## start Given data

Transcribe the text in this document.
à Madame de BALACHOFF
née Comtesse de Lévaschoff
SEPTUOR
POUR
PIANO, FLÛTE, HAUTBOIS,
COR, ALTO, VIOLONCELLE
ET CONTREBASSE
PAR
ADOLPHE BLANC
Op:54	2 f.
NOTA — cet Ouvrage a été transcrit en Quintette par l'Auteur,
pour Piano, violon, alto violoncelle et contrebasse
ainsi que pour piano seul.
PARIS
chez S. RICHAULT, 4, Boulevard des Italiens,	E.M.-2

## end Given data
## start Given data

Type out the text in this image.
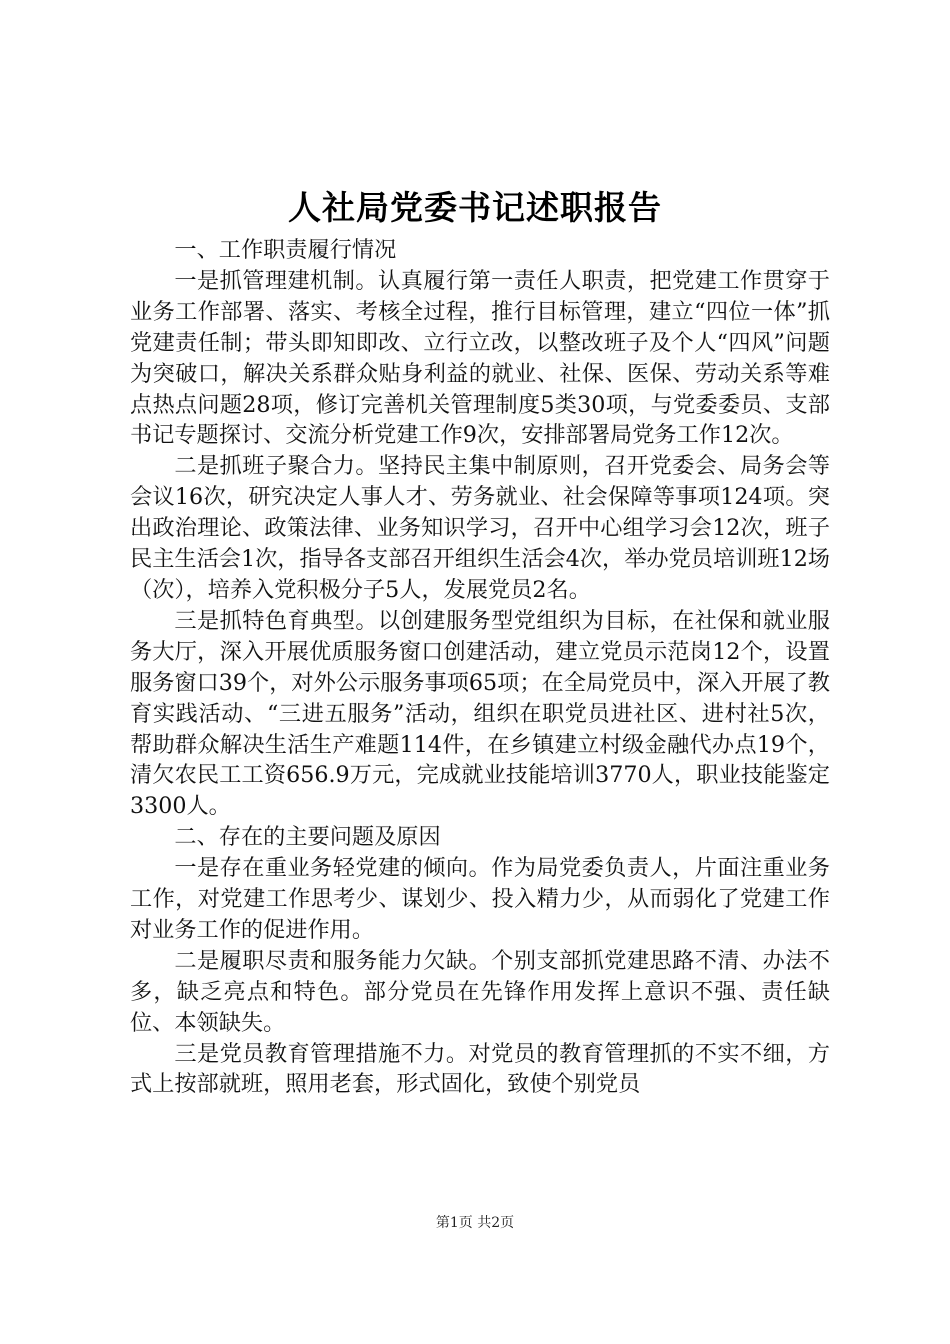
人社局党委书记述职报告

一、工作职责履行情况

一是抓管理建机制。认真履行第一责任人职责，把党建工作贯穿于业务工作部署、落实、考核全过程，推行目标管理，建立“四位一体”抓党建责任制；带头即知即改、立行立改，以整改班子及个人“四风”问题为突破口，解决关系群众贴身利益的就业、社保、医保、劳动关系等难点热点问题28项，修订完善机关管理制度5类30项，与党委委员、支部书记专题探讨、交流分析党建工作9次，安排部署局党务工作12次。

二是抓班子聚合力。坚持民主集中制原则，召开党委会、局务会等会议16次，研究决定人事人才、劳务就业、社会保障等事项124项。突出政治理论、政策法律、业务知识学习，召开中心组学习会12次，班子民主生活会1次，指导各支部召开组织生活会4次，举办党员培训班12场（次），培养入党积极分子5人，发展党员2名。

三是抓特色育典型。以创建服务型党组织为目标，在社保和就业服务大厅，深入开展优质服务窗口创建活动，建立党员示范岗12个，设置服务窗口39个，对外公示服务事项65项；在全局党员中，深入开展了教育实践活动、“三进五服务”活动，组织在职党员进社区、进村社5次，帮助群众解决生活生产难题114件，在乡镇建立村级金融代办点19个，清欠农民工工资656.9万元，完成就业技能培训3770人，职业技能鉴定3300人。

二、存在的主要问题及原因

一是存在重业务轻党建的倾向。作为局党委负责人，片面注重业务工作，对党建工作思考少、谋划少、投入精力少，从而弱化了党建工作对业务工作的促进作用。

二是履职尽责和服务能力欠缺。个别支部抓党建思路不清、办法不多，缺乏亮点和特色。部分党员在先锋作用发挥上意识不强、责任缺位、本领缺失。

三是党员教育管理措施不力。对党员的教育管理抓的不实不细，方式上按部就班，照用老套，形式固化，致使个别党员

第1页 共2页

## end Given data
## start Given data

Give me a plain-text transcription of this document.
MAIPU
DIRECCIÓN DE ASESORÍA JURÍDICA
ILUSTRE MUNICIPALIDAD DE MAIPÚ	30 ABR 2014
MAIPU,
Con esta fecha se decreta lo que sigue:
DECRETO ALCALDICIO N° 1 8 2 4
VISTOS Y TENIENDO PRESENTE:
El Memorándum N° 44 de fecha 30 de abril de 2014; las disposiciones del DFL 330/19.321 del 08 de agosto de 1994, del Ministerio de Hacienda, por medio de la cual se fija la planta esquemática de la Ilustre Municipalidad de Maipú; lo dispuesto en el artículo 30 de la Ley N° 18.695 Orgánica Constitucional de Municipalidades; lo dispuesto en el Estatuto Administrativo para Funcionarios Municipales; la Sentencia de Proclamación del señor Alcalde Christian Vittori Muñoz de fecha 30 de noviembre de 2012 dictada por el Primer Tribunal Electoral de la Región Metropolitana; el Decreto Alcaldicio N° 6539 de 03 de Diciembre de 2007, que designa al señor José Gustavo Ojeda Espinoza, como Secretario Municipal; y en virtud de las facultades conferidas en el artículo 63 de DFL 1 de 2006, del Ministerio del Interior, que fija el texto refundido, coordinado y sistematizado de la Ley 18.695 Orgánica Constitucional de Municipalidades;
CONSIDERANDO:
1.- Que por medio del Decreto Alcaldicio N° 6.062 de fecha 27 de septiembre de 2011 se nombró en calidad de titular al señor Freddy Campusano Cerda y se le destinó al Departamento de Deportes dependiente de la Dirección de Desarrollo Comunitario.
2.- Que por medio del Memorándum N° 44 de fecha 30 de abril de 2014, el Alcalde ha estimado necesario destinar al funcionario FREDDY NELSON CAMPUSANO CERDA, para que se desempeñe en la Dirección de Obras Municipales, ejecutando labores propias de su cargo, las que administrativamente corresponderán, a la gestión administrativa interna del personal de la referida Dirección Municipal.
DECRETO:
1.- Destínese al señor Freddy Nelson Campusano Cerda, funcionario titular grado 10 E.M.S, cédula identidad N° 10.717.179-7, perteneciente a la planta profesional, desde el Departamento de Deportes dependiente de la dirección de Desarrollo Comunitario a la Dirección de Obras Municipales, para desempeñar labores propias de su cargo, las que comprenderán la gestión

## end Given data

> **Task requirements**
Which lines include "Desarrollo"? Copy each of them out.

> **Exercise result**
1.- Que por medio del Decreto Alcaldicio N° 6.062 de fecha 27 de septiembre de 2011 se nombró en calidad de titular al señor Freddy Campusano Cerda y se le destinó al Departamento de Deportes dependiente de la Dirección de Desarrollo Comunitario.
1.- Destínese al señor Freddy Nelson Campusano Cerda, funcionario titular grado 10 E.M.S, cédula identidad N° 10.717.179-7, perteneciente a la planta profesional, desde el Departamento de Deportes dependiente de la dirección de Desarrollo Comunitario a la Dirección de Obras Municipales, para desempeñar labores propias de su cargo, las que comprenderán la gestión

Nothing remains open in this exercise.